LISTING >>

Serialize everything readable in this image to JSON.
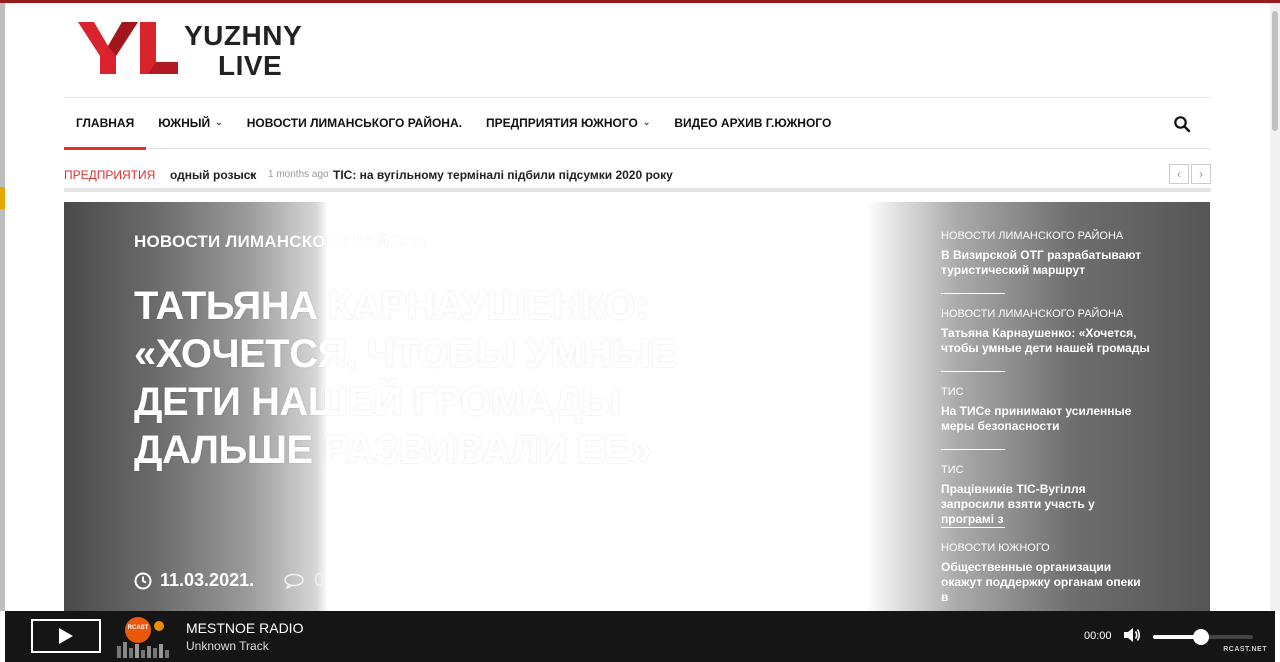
{
  "site": {
    "logo_mark": "YL",
    "logo_line1": "YUZHNY",
    "logo_line2": "LIVE",
    "brand_red": "#d9232d"
  },
  "nav": {
    "items": [
      {
        "label": "ГЛАВНАЯ",
        "active": true,
        "dropdown": false
      },
      {
        "label": "ЮЖНЫЙ",
        "active": false,
        "dropdown": true
      },
      {
        "label": "НОВОСТИ ЛИМАНСЬКОГО РАЙОНА.",
        "active": false,
        "dropdown": false
      },
      {
        "label": "ПРЕДПРИЯТИЯ ЮЖНОГО",
        "active": false,
        "dropdown": true
      },
      {
        "label": "ВИДЕО АРХИВ Г.ЮЖНОГО",
        "active": false,
        "dropdown": false
      }
    ],
    "search_icon": "search-icon"
  },
  "ticker": {
    "label": "ПРЕДПРИЯТИЯ",
    "item1": "одный розыск",
    "separator": "•",
    "time": "1 months ago",
    "item2": "ТІС: на вугільному терміналі підбили підсумки 2020 року",
    "prev": "‹",
    "next": "›"
  },
  "hero": {
    "category": "НОВОСТИ ЛИМАНСКОГО РАЙОНА",
    "headline": "ТАТЬЯНА КАРНАУШЕНКО: «ХОЧЕТСЯ, ЧТОБЫ УМНЫЕ ДЕТИ НАШЕЙ ГРОМАДЫ ДАЛЬШЕ РАЗВИВАЛИ ЕЕ»",
    "date": "11.03.2021.",
    "comments": "0"
  },
  "sidebar": {
    "items": [
      {
        "category": "НОВОСТИ ЛИМАНСКОГО РАЙОНА",
        "title": "В Визирской ОТГ разрабатывают туристический маршрут"
      },
      {
        "category": "НОВОСТИ ЛИМАНСКОГО РАЙОНА",
        "title": "Татьяна Карнаушенко: «Хочется, чтобы умные дети нашей громады"
      },
      {
        "category": "ТИС",
        "title": "На ТИСе принимают усиленные меры безопасности"
      },
      {
        "category": "ТИС",
        "title": "Працівників ТІС-Вугілля запросили взяти участь у програмі з"
      },
      {
        "category": "НОВОСТИ ЮЖНОГО",
        "title": "Общественные организации окажут поддержку органам опеки в"
      }
    ]
  },
  "player": {
    "station": "MESTNOE RADIO",
    "track": "Unknown Track",
    "time": "00:00",
    "volume_percent": 48,
    "brand": "RCAST.NET",
    "cover_text": "RCAST"
  }
}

PROBLEM TO WORK ON >> Transcribe the records above verbatim. Do not carry over any picture.

EXPECTED ANSWER >>
Serialize everything readable in this image to JSON.
{
  "site": {
    "logo_mark": "YL",
    "logo_line1": "YUZHNY",
    "logo_line2": "LIVE",
    "brand_red": "#d9232d"
  },
  "nav": {
    "items": [
      {
        "label": "ГЛАВНАЯ",
        "active": true,
        "dropdown": false
      },
      {
        "label": "ЮЖНЫЙ",
        "active": false,
        "dropdown": true
      },
      {
        "label": "НОВОСТИ ЛИМАНСЬКОГО РАЙОНА.",
        "active": false,
        "dropdown": false
      },
      {
        "label": "ПРЕДПРИЯТИЯ ЮЖНОГО",
        "active": false,
        "dropdown": true
      },
      {
        "label": "ВИДЕО АРХИВ Г.ЮЖНОГО",
        "active": false,
        "dropdown": false
      }
    ],
    "search_icon": "search-icon"
  },
  "ticker": {
    "label": "ПРЕДПРИЯТИЯ",
    "item1": "одный розыск",
    "separator": "•",
    "time": "1 months ago",
    "item2": "ТІС: на вугільному терміналі підбили підсумки 2020 року",
    "prev": "‹",
    "next": "›"
  },
  "hero": {
    "category": "НОВОСТИ ЛИМАНСКОГО РАЙОНА",
    "headline": "ТАТЬЯНА КАРНАУШЕНКО: «ХОЧЕТСЯ, ЧТОБЫ УМНЫЕ ДЕТИ НАШЕЙ ГРОМАДЫ ДАЛЬШЕ РАЗВИВАЛИ ЕЕ»",
    "date": "11.03.2021.",
    "comments": "0"
  },
  "sidebar": {
    "items": [
      {
        "category": "НОВОСТИ ЛИМАНСКОГО РАЙОНА",
        "title": "В Визирской ОТГ разрабатывают туристический маршрут"
      },
      {
        "category": "НОВОСТИ ЛИМАНСКОГО РАЙОНА",
        "title": "Татьяна Карнаушенко: «Хочется, чтобы умные дети нашей громады"
      },
      {
        "category": "ТИС",
        "title": "На ТИСе принимают усиленные меры безопасности"
      },
      {
        "category": "ТИС",
        "title": "Працівників ТІС-Вугілля запросили взяти участь у програмі з"
      },
      {
        "category": "НОВОСТИ ЮЖНОГО",
        "title": "Общественные организации окажут поддержку органам опеки в"
      }
    ]
  },
  "player": {
    "station": "MESTNOE RADIO",
    "track": "Unknown Track",
    "time": "00:00",
    "volume_percent": 48,
    "brand": "RCAST.NET",
    "cover_text": "RCAST"
  }
}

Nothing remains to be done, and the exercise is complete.